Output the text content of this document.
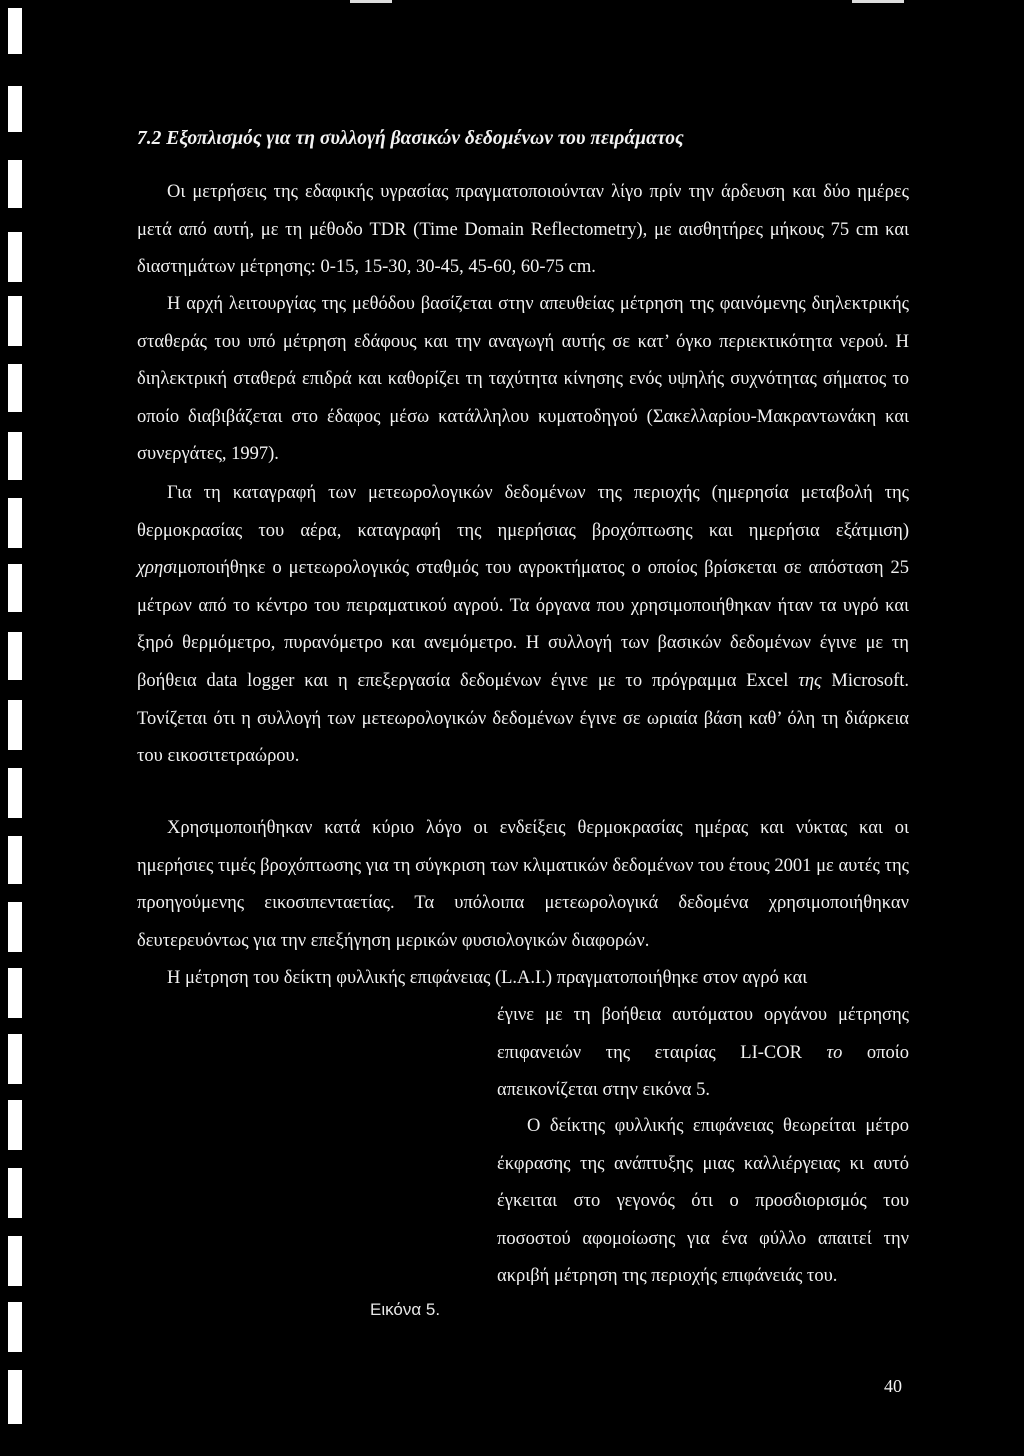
7.2 Εξοπλισμός για τη συλλογή βασικών δεδομένων του πειράματος

Οι μετρήσεις της εδαφικής υγρασίας πραγματοποιούνταν λίγο πρίν την άρδευση και δύο ημέρες μετά από αυτή, με τη μέθοδο TDR (Time Domain Reflectometry), με αισθητήρες μήκους 75 cm και διαστημάτων μέτρησης: 0-15, 15-30, 30-45, 45-60, 60-75 cm.

Η αρχή λειτουργίας της μεθόδου βασίζεται στην απευθείας μέτρηση της φαινόμενης διηλεκτρικής σταθεράς του υπό μέτρηση εδάφους και την αναγωγή αυτής σε κατ’ όγκο περιεκτικότητα νερού. Η διηλεκτρική σταθερά επιδρά και καθορίζει τη ταχύτητα κίνησης ενός υψηλής συχνότητας σήματος το οποίο διαβιβάζεται στο έδαφος μέσω κατάλληλου κυματοδηγού (Σακελλαρίου-Μακραντωνάκη και συνεργάτες, 1997).

Για τη καταγραφή των μετεωρολογικών δεδομένων της περιοχής (ημερησία μεταβολή της θερμοκρασίας του αέρα, καταγραφή της ημερήσιας βροχόπτωσης και ημερήσια εξάτμιση) χρησιμοποιήθηκε ο μετεωρολογικός σταθμός του αγροκτήματος ο οποίος βρίσκεται σε απόσταση 25 μέτρων από το κέντρο του πειραματικού αγρού. Τα όργανα που χρησιμοποιήθηκαν ήταν τα υγρό και ξηρό θερμόμετρο, πυρανόμετρο και ανεμόμετρο. Η συλλογή των βασικών δεδομένων έγινε με τη βοήθεια data logger και η επεξεργασία δεδομένων έγινε με το πρόγραμμα Excel της Microsoft. Τονίζεται ότι η συλλογή των μετεωρολογικών δεδομένων έγινε σε ωριαία βάση καθ’ όλη τη διάρκεια του εικοσιτετραώρου.

Χρησιμοποιήθηκαν κατά κύριο λόγο οι ενδείξεις θερμοκρασίας ημέρας και νύκτας και οι ημερήσιες τιμές βροχόπτωσης για τη σύγκριση των κλιματικών δεδομένων του έτους 2001 με αυτές της προηγούμενης εικοσιπενταετίας. Τα υπόλοιπα μετεωρολογικά δεδομένα χρησιμοποιήθηκαν δευτερευόντως για την επεξήγηση μερικών φυσιολογικών διαφορών.

Η μέτρηση του δείκτη φυλλικής επιφάνειας (L.A.I.) πραγματοποιήθηκε στον αγρό και

έγινε με τη βοήθεια αυτόματου οργάνου μέτρησης επιφανειών της εταιρίας LI-COR το οποίο απεικονίζεται στην εικόνα 5.

Ο δείκτης φυλλικής επιφάνειας θεωρείται μέτρο έκφρασης της ανάπτυξης μιας καλλιέργειας κι αυτό έγκειται στο γεγονός ότι ο προσδιορισμός του ποσοστού αφομοίωσης για ένα φύλλο απαιτεί την ακριβή μέτρηση της περιοχής επιφάνειάς του.

Εικόνα 5.
40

____________________

Without including any pictures, print each record exactly.

Output the text content of this document.
7.2 Εξοπλισμός για τη συλλογή βασικών δεδομένων του πειράματος

Οι μετρήσεις της εδαφικής υγρασίας πραγματοποιούνταν λίγο πρίν την άρδευση και δύο ημέρες μετά από αυτή, με τη μέθοδο TDR (Time Domain Reflectometry), με αισθητήρες μήκους 75 cm και διαστημάτων μέτρησης: 0-15, 15-30, 30-45, 45-60, 60-75 cm.

Η αρχή λειτουργίας της μεθόδου βασίζεται στην απευθείας μέτρηση της φαινόμενης διηλεκτρικής σταθεράς του υπό μέτρηση εδάφους και την αναγωγή αυτής σε κατ’ όγκο περιεκτικότητα νερού. Η διηλεκτρική σταθερά επιδρά και καθορίζει τη ταχύτητα κίνησης ενός υψηλής συχνότητας σήματος το οποίο διαβιβάζεται στο έδαφος μέσω κατάλληλου κυματοδηγού (Σακελλαρίου-Μακραντωνάκη και συνεργάτες, 1997).

Για τη καταγραφή των μετεωρολογικών δεδομένων της περιοχής (ημερησία μεταβολή της θερμοκρασίας του αέρα, καταγραφή της ημερήσιας βροχόπτωσης και ημερήσια εξάτμιση) χρησιμοποιήθηκε ο μετεωρολογικός σταθμός του αγροκτήματος ο οποίος βρίσκεται σε απόσταση 25 μέτρων από το κέντρο του πειραματικού αγρού. Τα όργανα που χρησιμοποιήθηκαν ήταν τα υγρό και ξηρό θερμόμετρο, πυρανόμετρο και ανεμόμετρο. Η συλλογή των βασικών δεδομένων έγινε με τη βοήθεια data logger και η επεξεργασία δεδομένων έγινε με το πρόγραμμα Excel της Microsoft. Τονίζεται ότι η συλλογή των μετεωρολογικών δεδομένων έγινε σε ωριαία βάση καθ’ όλη τη διάρκεια του εικοσιτετραώρου.

Χρησιμοποιήθηκαν κατά κύριο λόγο οι ενδείξεις θερμοκρασίας ημέρας και νύκτας και οι ημερήσιες τιμές βροχόπτωσης για τη σύγκριση των κλιματικών δεδομένων του έτους 2001 με αυτές της προηγούμενης εικοσιπενταετίας. Τα υπόλοιπα μετεωρολογικά δεδομένα χρησιμοποιήθηκαν δευτερευόντως για την επεξήγηση μερικών φυσιολογικών διαφορών.

Η μέτρηση του δείκτη φυλλικής επιφάνειας (L.A.I.) πραγματοποιήθηκε στον αγρό και

έγινε με τη βοήθεια αυτόματου οργάνου μέτρησης επιφανειών της εταιρίας LI-COR το οποίο απεικονίζεται στην εικόνα 5.

Ο δείκτης φυλλικής επιφάνειας θεωρείται μέτρο έκφρασης της ανάπτυξης μιας καλλιέργειας κι αυτό έγκειται στο γεγονός ότι ο προσδιορισμός του ποσοστού αφομοίωσης για ένα φύλλο απαιτεί την ακριβή μέτρηση της περιοχής επιφάνειάς του.

Εικόνα 5.
40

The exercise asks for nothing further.